_Exercise objective:_ Pick out the lines below that contain the string "Vendas" and copy them all.
★ ★ ★
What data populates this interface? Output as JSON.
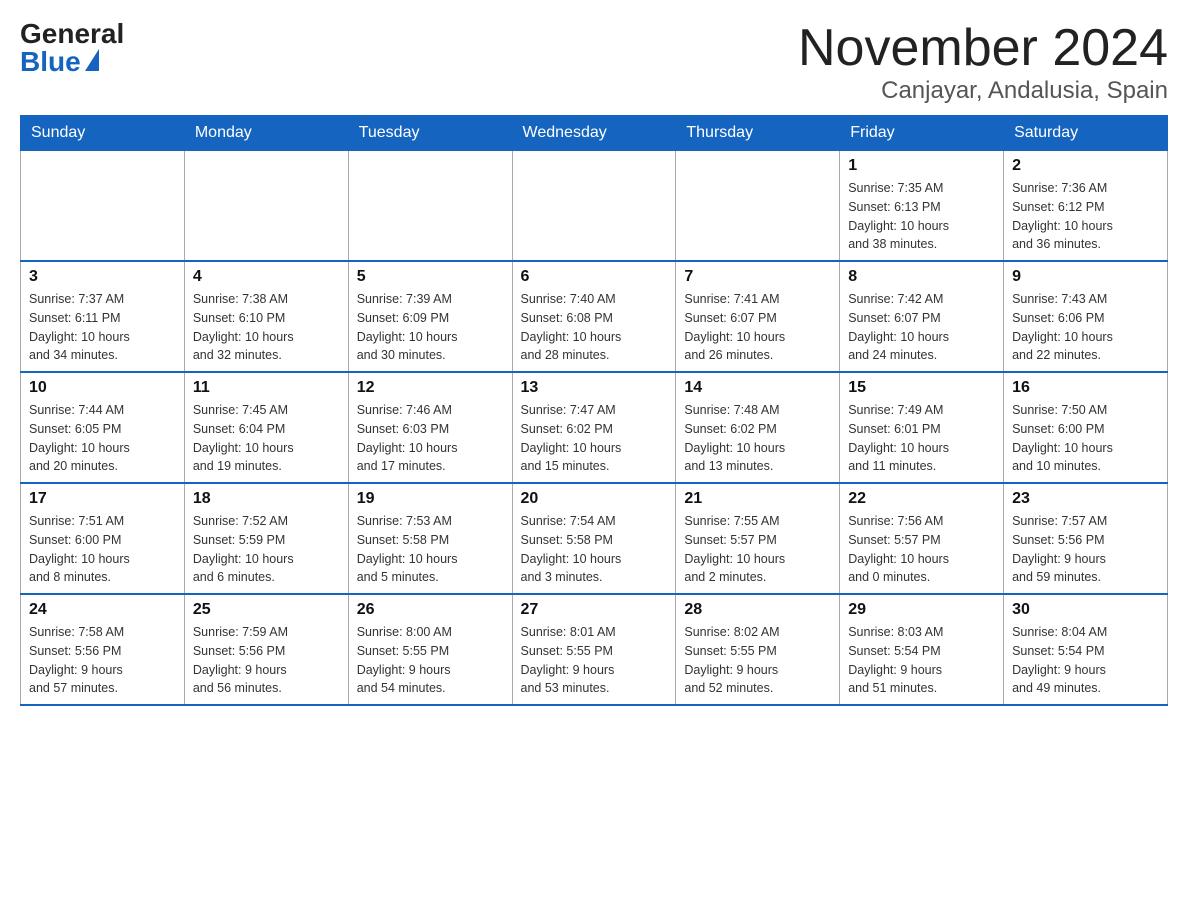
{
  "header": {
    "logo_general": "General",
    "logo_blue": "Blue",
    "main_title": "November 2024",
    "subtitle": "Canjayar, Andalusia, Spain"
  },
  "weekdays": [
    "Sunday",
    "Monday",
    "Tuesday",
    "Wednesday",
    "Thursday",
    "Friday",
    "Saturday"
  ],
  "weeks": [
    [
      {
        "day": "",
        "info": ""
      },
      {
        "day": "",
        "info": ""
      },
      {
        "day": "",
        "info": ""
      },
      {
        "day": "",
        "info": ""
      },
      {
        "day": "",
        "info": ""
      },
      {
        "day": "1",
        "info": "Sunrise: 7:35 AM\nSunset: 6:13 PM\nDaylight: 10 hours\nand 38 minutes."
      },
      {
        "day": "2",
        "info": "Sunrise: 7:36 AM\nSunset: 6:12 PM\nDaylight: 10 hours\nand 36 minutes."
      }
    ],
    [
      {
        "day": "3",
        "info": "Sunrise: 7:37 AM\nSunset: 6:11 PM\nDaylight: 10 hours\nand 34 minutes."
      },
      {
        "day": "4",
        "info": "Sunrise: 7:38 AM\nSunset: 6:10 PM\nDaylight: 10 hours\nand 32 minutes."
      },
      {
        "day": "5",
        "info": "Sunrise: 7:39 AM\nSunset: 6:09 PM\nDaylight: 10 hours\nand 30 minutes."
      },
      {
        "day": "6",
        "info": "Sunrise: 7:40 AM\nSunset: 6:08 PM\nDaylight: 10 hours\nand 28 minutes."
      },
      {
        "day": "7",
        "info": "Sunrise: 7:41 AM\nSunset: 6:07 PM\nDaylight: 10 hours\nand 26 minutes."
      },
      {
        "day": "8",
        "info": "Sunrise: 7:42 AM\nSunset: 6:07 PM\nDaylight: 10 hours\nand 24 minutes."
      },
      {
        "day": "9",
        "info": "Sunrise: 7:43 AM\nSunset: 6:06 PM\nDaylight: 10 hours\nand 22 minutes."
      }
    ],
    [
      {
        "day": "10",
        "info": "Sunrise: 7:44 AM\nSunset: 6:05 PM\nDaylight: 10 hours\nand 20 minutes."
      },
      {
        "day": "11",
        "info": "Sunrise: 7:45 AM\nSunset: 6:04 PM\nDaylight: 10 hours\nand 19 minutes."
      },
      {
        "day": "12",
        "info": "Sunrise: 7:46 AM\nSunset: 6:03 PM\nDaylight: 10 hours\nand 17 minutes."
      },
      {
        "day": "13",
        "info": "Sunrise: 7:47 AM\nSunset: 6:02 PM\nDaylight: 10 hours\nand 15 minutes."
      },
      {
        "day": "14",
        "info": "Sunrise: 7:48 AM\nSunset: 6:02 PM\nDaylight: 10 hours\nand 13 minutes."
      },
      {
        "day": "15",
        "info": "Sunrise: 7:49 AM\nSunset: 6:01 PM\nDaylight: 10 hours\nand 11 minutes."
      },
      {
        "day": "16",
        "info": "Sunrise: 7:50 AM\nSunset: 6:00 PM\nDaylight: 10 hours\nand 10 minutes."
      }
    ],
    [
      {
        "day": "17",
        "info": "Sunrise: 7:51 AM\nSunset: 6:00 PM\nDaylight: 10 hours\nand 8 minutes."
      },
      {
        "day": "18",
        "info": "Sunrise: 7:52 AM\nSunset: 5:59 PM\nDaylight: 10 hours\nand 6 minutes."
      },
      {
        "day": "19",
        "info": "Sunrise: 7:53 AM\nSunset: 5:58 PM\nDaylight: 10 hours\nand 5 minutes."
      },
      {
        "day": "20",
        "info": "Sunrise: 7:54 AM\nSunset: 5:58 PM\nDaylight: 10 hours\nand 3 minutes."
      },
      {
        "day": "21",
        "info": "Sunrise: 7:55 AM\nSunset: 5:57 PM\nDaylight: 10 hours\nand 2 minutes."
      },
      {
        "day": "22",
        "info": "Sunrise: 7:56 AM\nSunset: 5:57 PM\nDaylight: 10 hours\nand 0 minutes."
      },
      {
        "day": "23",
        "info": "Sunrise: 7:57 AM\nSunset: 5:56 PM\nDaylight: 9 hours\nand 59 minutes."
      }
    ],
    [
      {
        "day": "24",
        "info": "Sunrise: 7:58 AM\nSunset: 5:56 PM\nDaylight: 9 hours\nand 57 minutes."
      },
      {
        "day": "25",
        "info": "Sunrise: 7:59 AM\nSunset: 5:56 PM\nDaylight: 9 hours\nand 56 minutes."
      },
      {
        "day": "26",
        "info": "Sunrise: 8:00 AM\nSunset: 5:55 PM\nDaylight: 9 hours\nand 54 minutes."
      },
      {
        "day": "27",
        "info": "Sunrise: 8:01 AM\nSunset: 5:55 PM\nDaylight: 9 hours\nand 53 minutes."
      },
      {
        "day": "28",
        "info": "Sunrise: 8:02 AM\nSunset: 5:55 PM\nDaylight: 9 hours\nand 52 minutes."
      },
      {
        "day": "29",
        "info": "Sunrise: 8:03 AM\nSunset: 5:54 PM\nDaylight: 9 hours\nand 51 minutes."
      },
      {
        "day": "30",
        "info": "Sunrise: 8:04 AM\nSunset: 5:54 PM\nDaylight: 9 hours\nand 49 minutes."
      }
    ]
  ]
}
★ ★ ★
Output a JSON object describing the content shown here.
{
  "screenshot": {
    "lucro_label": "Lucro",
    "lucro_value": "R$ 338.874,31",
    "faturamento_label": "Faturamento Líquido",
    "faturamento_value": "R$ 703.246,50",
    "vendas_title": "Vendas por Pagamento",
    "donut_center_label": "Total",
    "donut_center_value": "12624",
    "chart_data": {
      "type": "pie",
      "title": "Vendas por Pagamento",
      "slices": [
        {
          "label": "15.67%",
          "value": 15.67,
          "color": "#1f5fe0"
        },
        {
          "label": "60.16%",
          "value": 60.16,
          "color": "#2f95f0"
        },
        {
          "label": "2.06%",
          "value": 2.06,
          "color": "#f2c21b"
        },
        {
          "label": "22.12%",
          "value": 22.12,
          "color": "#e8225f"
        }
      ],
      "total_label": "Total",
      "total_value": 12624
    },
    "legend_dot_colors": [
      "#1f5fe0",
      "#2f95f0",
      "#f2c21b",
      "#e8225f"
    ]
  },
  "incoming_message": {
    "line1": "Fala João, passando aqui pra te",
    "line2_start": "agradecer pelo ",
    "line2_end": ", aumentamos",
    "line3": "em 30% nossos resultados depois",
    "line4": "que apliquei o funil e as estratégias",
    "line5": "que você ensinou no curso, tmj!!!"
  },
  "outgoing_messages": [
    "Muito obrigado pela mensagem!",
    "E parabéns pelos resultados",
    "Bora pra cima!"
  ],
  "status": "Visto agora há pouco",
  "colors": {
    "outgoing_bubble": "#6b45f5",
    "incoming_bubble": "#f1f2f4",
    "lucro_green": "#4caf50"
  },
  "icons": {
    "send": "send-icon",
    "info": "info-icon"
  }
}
★ ★ ★
_Solution to this problem:_
    "vendas_title": "Vendas por Pagamento",
      "title": "Vendas por Pagamento",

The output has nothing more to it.